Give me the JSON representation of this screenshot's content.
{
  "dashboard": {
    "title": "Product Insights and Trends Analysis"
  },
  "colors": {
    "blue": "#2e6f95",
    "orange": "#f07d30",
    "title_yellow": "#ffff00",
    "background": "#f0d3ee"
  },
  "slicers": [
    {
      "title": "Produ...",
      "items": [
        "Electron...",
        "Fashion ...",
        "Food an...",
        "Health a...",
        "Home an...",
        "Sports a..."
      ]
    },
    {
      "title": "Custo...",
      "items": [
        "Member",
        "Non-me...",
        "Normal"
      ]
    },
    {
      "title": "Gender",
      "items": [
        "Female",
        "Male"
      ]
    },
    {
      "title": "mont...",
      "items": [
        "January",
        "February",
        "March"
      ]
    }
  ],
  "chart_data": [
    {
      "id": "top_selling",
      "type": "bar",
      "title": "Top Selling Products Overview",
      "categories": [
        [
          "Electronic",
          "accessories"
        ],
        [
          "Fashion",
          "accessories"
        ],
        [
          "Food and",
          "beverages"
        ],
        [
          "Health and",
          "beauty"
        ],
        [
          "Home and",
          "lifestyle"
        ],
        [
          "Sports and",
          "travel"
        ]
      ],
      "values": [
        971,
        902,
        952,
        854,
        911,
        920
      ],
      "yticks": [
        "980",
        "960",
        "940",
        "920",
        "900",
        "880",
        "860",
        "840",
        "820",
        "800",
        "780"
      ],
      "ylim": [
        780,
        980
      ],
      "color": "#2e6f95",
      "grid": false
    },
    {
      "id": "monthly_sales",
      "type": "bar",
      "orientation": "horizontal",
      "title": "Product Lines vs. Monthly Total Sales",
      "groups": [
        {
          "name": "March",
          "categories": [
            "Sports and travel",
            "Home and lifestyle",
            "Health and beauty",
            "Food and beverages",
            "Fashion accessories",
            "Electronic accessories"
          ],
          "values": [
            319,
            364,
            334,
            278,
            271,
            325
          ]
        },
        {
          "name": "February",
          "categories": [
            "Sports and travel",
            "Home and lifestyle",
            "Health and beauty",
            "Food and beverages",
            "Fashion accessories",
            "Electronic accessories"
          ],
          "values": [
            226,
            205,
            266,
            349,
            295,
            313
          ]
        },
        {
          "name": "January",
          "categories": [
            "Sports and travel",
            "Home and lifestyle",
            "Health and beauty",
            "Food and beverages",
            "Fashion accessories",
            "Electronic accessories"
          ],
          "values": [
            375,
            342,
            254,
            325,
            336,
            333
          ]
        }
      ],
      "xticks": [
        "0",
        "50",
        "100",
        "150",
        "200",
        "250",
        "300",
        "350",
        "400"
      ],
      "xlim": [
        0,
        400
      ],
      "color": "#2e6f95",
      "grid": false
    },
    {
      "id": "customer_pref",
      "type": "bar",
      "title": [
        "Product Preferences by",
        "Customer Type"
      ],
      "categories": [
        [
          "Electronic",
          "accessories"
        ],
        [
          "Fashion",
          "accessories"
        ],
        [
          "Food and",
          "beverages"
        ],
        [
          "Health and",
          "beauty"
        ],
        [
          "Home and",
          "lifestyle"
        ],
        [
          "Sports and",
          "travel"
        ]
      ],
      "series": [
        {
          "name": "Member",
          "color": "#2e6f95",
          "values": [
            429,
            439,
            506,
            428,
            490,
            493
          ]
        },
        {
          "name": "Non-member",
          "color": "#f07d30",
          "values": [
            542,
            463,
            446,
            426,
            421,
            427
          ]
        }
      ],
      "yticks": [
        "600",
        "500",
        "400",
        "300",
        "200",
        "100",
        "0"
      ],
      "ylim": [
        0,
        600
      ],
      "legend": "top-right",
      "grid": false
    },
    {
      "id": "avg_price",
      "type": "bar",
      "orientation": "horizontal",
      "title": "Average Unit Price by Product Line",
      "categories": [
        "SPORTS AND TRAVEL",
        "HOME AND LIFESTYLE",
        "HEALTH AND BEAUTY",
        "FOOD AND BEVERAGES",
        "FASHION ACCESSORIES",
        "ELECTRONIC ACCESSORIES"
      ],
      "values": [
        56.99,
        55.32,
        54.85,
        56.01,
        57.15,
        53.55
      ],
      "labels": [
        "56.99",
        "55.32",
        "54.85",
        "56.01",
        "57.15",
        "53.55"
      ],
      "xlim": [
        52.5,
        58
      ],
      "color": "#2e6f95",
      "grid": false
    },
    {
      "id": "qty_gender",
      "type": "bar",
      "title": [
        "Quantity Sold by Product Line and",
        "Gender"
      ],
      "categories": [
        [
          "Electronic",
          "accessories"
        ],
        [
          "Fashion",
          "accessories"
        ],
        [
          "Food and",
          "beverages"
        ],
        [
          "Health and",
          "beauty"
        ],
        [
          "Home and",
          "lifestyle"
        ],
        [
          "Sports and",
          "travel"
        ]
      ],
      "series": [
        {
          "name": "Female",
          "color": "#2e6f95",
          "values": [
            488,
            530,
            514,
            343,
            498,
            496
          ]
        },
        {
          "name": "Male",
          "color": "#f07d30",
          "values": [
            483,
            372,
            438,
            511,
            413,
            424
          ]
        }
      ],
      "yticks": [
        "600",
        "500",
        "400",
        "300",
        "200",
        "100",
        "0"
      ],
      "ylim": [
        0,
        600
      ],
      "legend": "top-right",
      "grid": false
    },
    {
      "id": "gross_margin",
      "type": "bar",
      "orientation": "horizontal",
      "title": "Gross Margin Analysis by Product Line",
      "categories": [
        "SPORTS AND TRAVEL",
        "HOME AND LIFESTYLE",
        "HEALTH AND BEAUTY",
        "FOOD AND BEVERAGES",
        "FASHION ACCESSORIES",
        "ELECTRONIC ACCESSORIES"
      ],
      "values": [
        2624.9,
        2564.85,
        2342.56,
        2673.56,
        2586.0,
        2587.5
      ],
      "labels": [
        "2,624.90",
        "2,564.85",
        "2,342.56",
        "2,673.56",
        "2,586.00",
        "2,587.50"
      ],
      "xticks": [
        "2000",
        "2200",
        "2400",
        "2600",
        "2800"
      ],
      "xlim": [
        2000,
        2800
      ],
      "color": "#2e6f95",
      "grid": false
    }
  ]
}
- - - -
▸ **Exercise details**: Return the whole listing exactly.

▸ **Answer for this exercise**:
Give me the JSON representation of this screenshot's content.
{
  "dashboard": {
    "title": "Product Insights and Trends Analysis"
  },
  "colors": {
    "blue": "#2e6f95",
    "orange": "#f07d30",
    "title_yellow": "#ffff00",
    "background": "#f0d3ee"
  },
  "slicers": [
    {
      "title": "Produ...",
      "items": [
        "Electron...",
        "Fashion ...",
        "Food an...",
        "Health a...",
        "Home an...",
        "Sports a..."
      ]
    },
    {
      "title": "Custo...",
      "items": [
        "Member",
        "Non-me...",
        "Normal"
      ]
    },
    {
      "title": "Gender",
      "items": [
        "Female",
        "Male"
      ]
    },
    {
      "title": "mont...",
      "items": [
        "January",
        "February",
        "March"
      ]
    }
  ],
  "chart_data": [
    {
      "id": "top_selling",
      "type": "bar",
      "title": "Top Selling Products Overview",
      "categories": [
        [
          "Electronic",
          "accessories"
        ],
        [
          "Fashion",
          "accessories"
        ],
        [
          "Food and",
          "beverages"
        ],
        [
          "Health and",
          "beauty"
        ],
        [
          "Home and",
          "lifestyle"
        ],
        [
          "Sports and",
          "travel"
        ]
      ],
      "values": [
        971,
        902,
        952,
        854,
        911,
        920
      ],
      "yticks": [
        "980",
        "960",
        "940",
        "920",
        "900",
        "880",
        "860",
        "840",
        "820",
        "800",
        "780"
      ],
      "ylim": [
        780,
        980
      ],
      "color": "#2e6f95",
      "grid": false
    },
    {
      "id": "monthly_sales",
      "type": "bar",
      "orientation": "horizontal",
      "title": "Product Lines vs. Monthly Total Sales",
      "groups": [
        {
          "name": "March",
          "categories": [
            "Sports and travel",
            "Home and lifestyle",
            "Health and beauty",
            "Food and beverages",
            "Fashion accessories",
            "Electronic accessories"
          ],
          "values": [
            319,
            364,
            334,
            278,
            271,
            325
          ]
        },
        {
          "name": "February",
          "categories": [
            "Sports and travel",
            "Home and lifestyle",
            "Health and beauty",
            "Food and beverages",
            "Fashion accessories",
            "Electronic accessories"
          ],
          "values": [
            226,
            205,
            266,
            349,
            295,
            313
          ]
        },
        {
          "name": "January",
          "categories": [
            "Sports and travel",
            "Home and lifestyle",
            "Health and beauty",
            "Food and beverages",
            "Fashion accessories",
            "Electronic accessories"
          ],
          "values": [
            375,
            342,
            254,
            325,
            336,
            333
          ]
        }
      ],
      "xticks": [
        "0",
        "50",
        "100",
        "150",
        "200",
        "250",
        "300",
        "350",
        "400"
      ],
      "xlim": [
        0,
        400
      ],
      "color": "#2e6f95",
      "grid": false
    },
    {
      "id": "customer_pref",
      "type": "bar",
      "title": [
        "Product Preferences by",
        "Customer Type"
      ],
      "categories": [
        [
          "Electronic",
          "accessories"
        ],
        [
          "Fashion",
          "accessories"
        ],
        [
          "Food and",
          "beverages"
        ],
        [
          "Health and",
          "beauty"
        ],
        [
          "Home and",
          "lifestyle"
        ],
        [
          "Sports and",
          "travel"
        ]
      ],
      "series": [
        {
          "name": "Member",
          "color": "#2e6f95",
          "values": [
            429,
            439,
            506,
            428,
            490,
            493
          ]
        },
        {
          "name": "Non-member",
          "color": "#f07d30",
          "values": [
            542,
            463,
            446,
            426,
            421,
            427
          ]
        }
      ],
      "yticks": [
        "600",
        "500",
        "400",
        "300",
        "200",
        "100",
        "0"
      ],
      "ylim": [
        0,
        600
      ],
      "legend": "top-right",
      "grid": false
    },
    {
      "id": "avg_price",
      "type": "bar",
      "orientation": "horizontal",
      "title": "Average Unit Price by Product Line",
      "categories": [
        "SPORTS AND TRAVEL",
        "HOME AND LIFESTYLE",
        "HEALTH AND BEAUTY",
        "FOOD AND BEVERAGES",
        "FASHION ACCESSORIES",
        "ELECTRONIC ACCESSORIES"
      ],
      "values": [
        56.99,
        55.32,
        54.85,
        56.01,
        57.15,
        53.55
      ],
      "labels": [
        "56.99",
        "55.32",
        "54.85",
        "56.01",
        "57.15",
        "53.55"
      ],
      "xlim": [
        52.5,
        58
      ],
      "color": "#2e6f95",
      "grid": false
    },
    {
      "id": "qty_gender",
      "type": "bar",
      "title": [
        "Quantity Sold by Product Line and",
        "Gender"
      ],
      "categories": [
        [
          "Electronic",
          "accessories"
        ],
        [
          "Fashion",
          "accessories"
        ],
        [
          "Food and",
          "beverages"
        ],
        [
          "Health and",
          "beauty"
        ],
        [
          "Home and",
          "lifestyle"
        ],
        [
          "Sports and",
          "travel"
        ]
      ],
      "series": [
        {
          "name": "Female",
          "color": "#2e6f95",
          "values": [
            488,
            530,
            514,
            343,
            498,
            496
          ]
        },
        {
          "name": "Male",
          "color": "#f07d30",
          "values": [
            483,
            372,
            438,
            511,
            413,
            424
          ]
        }
      ],
      "yticks": [
        "600",
        "500",
        "400",
        "300",
        "200",
        "100",
        "0"
      ],
      "ylim": [
        0,
        600
      ],
      "legend": "top-right",
      "grid": false
    },
    {
      "id": "gross_margin",
      "type": "bar",
      "orientation": "horizontal",
      "title": "Gross Margin Analysis by Product Line",
      "categories": [
        "SPORTS AND TRAVEL",
        "HOME AND LIFESTYLE",
        "HEALTH AND BEAUTY",
        "FOOD AND BEVERAGES",
        "FASHION ACCESSORIES",
        "ELECTRONIC ACCESSORIES"
      ],
      "values": [
        2624.9,
        2564.85,
        2342.56,
        2673.56,
        2586.0,
        2587.5
      ],
      "labels": [
        "2,624.90",
        "2,564.85",
        "2,342.56",
        "2,673.56",
        "2,586.00",
        "2,587.50"
      ],
      "xticks": [
        "2000",
        "2200",
        "2400",
        "2600",
        "2800"
      ],
      "xlim": [
        2000,
        2800
      ],
      "color": "#2e6f95",
      "grid": false
    }
  ]
}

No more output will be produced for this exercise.